Problem description:
Repeat what the lines below say, word for word, and skip every image.

Supplied material:

- - -

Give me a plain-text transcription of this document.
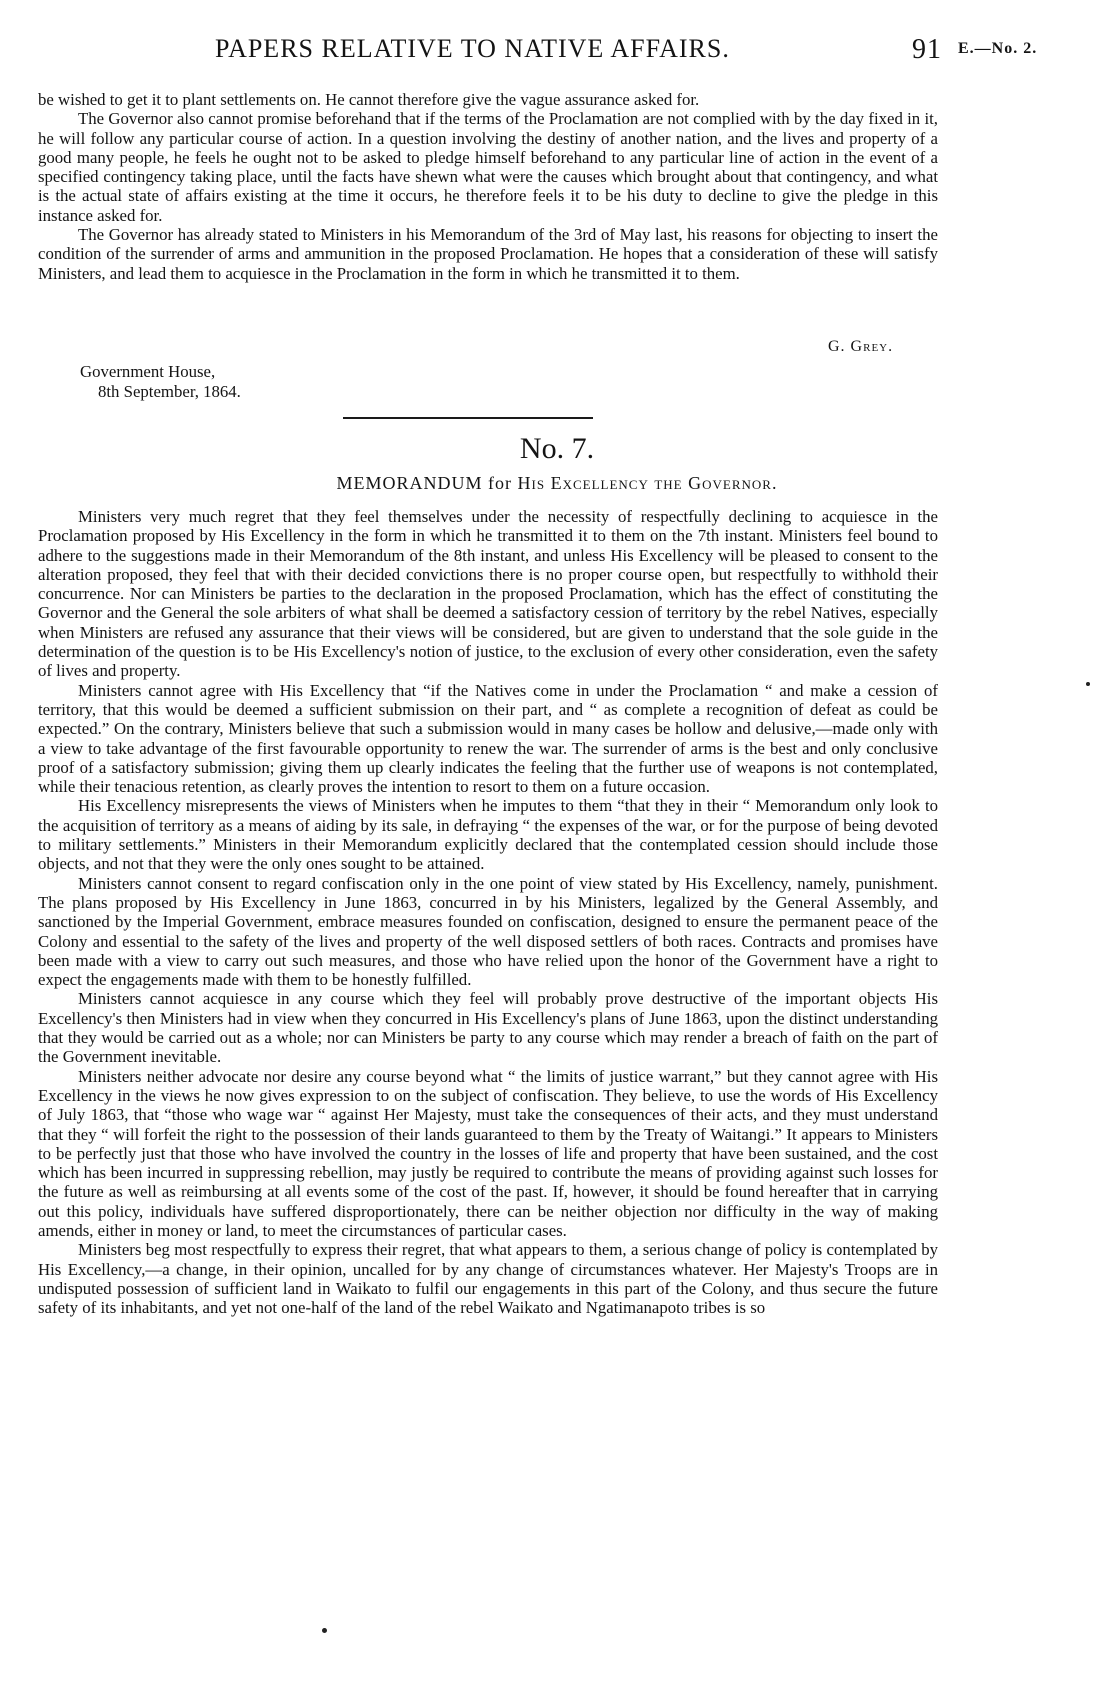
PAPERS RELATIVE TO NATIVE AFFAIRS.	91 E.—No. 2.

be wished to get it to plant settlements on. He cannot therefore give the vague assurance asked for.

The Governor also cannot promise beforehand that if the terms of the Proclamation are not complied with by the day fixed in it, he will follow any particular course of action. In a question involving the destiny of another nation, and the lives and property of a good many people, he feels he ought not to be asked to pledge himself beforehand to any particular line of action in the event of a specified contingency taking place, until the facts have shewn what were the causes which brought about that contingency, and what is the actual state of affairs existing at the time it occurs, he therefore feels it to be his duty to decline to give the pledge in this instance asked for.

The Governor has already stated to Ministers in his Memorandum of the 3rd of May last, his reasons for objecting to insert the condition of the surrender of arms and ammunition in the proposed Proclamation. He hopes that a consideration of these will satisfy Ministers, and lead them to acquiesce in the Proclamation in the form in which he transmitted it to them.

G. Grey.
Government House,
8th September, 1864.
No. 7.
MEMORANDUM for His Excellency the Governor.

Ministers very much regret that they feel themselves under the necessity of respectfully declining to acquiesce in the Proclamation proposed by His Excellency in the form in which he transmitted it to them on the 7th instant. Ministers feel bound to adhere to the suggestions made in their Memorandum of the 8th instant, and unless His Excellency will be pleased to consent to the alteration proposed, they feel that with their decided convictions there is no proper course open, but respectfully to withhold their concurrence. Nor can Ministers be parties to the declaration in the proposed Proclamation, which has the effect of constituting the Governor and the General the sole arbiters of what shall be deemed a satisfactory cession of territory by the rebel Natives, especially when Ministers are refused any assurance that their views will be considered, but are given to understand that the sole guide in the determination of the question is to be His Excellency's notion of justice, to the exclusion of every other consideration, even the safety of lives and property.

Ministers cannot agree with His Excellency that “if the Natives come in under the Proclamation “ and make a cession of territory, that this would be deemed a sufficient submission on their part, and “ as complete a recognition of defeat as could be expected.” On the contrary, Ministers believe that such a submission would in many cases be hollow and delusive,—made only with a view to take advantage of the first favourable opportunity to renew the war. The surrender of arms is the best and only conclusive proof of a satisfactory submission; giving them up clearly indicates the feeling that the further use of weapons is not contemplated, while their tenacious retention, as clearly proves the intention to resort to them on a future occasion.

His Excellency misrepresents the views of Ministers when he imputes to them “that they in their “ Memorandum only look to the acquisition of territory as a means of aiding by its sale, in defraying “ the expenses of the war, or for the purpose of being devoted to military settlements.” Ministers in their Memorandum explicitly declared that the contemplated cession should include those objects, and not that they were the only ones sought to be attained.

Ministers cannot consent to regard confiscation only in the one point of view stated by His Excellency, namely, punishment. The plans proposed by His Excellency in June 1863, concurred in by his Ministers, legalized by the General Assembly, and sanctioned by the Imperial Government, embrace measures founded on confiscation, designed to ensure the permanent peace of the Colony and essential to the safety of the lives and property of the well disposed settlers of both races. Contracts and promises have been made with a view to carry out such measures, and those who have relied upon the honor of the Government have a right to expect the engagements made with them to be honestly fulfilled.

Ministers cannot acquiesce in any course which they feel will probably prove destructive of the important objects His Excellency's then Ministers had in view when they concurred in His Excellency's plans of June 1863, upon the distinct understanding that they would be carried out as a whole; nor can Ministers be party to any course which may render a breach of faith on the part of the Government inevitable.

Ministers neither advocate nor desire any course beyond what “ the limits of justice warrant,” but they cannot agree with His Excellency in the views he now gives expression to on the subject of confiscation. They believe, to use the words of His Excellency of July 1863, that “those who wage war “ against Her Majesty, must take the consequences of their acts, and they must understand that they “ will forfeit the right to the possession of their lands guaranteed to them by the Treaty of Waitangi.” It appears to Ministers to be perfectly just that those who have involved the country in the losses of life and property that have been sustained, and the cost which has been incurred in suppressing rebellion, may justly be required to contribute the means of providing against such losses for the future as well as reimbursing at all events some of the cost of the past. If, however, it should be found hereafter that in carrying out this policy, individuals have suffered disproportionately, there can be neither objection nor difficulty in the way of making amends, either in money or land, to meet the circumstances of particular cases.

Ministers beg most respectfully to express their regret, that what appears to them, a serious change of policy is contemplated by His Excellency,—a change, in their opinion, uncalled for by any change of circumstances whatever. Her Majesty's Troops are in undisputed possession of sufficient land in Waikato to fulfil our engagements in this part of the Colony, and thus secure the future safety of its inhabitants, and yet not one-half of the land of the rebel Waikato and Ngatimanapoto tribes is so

- - -

Expected answer:
Give me a plain-text transcription of this document.
PAPERS RELATIVE TO NATIVE AFFAIRS.	91 E.—No. 2.

be wished to get it to plant settlements on. He cannot therefore give the vague assurance asked for.

The Governor also cannot promise beforehand that if the terms of the Proclamation are not complied with by the day fixed in it, he will follow any particular course of action. In a question involving the destiny of another nation, and the lives and property of a good many people, he feels he ought not to be asked to pledge himself beforehand to any particular line of action in the event of a specified contingency taking place, until the facts have shewn what were the causes which brought about that contingency, and what is the actual state of affairs existing at the time it occurs, he therefore feels it to be his duty to decline to give the pledge in this instance asked for.

The Governor has already stated to Ministers in his Memorandum of the 3rd of May last, his reasons for objecting to insert the condition of the surrender of arms and ammunition in the proposed Proclamation. He hopes that a consideration of these will satisfy Ministers, and lead them to acquiesce in the Proclamation in the form in which he transmitted it to them.

G. Grey.
Government House,
8th September, 1864.
No. 7.
MEMORANDUM for His Excellency the Governor.

Ministers very much regret that they feel themselves under the necessity of respectfully declining to acquiesce in the Proclamation proposed by His Excellency in the form in which he transmitted it to them on the 7th instant. Ministers feel bound to adhere to the suggestions made in their Memorandum of the 8th instant, and unless His Excellency will be pleased to consent to the alteration proposed, they feel that with their decided convictions there is no proper course open, but respectfully to withhold their concurrence. Nor can Ministers be parties to the declaration in the proposed Proclamation, which has the effect of constituting the Governor and the General the sole arbiters of what shall be deemed a satisfactory cession of territory by the rebel Natives, especially when Ministers are refused any assurance that their views will be considered, but are given to understand that the sole guide in the determination of the question is to be His Excellency's notion of justice, to the exclusion of every other consideration, even the safety of lives and property.

Ministers cannot agree with His Excellency that “if the Natives come in under the Proclamation “ and make a cession of territory, that this would be deemed a sufficient submission on their part, and “ as complete a recognition of defeat as could be expected.” On the contrary, Ministers believe that such a submission would in many cases be hollow and delusive,—made only with a view to take advantage of the first favourable opportunity to renew the war. The surrender of arms is the best and only conclusive proof of a satisfactory submission; giving them up clearly indicates the feeling that the further use of weapons is not contemplated, while their tenacious retention, as clearly proves the intention to resort to them on a future occasion.

His Excellency misrepresents the views of Ministers when he imputes to them “that they in their “ Memorandum only look to the acquisition of territory as a means of aiding by its sale, in defraying “ the expenses of the war, or for the purpose of being devoted to military settlements.” Ministers in their Memorandum explicitly declared that the contemplated cession should include those objects, and not that they were the only ones sought to be attained.

Ministers cannot consent to regard confiscation only in the one point of view stated by His Excellency, namely, punishment. The plans proposed by His Excellency in June 1863, concurred in by his Ministers, legalized by the General Assembly, and sanctioned by the Imperial Government, embrace measures founded on confiscation, designed to ensure the permanent peace of the Colony and essential to the safety of the lives and property of the well disposed settlers of both races. Contracts and promises have been made with a view to carry out such measures, and those who have relied upon the honor of the Government have a right to expect the engagements made with them to be honestly fulfilled.

Ministers cannot acquiesce in any course which they feel will probably prove destructive of the important objects His Excellency's then Ministers had in view when they concurred in His Excellency's plans of June 1863, upon the distinct understanding that they would be carried out as a whole; nor can Ministers be party to any course which may render a breach of faith on the part of the Government inevitable.

Ministers neither advocate nor desire any course beyond what “ the limits of justice warrant,” but they cannot agree with His Excellency in the views he now gives expression to on the subject of confiscation. They believe, to use the words of His Excellency of July 1863, that “those who wage war “ against Her Majesty, must take the consequences of their acts, and they must understand that they “ will forfeit the right to the possession of their lands guaranteed to them by the Treaty of Waitangi.” It appears to Ministers to be perfectly just that those who have involved the country in the losses of life and property that have been sustained, and the cost which has been incurred in suppressing rebellion, may justly be required to contribute the means of providing against such losses for the future as well as reimbursing at all events some of the cost of the past. If, however, it should be found hereafter that in carrying out this policy, individuals have suffered disproportionately, there can be neither objection nor difficulty in the way of making amends, either in money or land, to meet the circumstances of particular cases.

Ministers beg most respectfully to express their regret, that what appears to them, a serious change of policy is contemplated by His Excellency,—a change, in their opinion, uncalled for by any change of circumstances whatever. Her Majesty's Troops are in undisputed possession of sufficient land in Waikato to fulfil our engagements in this part of the Colony, and thus secure the future safety of its inhabitants, and yet not one-half of the land of the rebel Waikato and Ngatimanapoto tribes is so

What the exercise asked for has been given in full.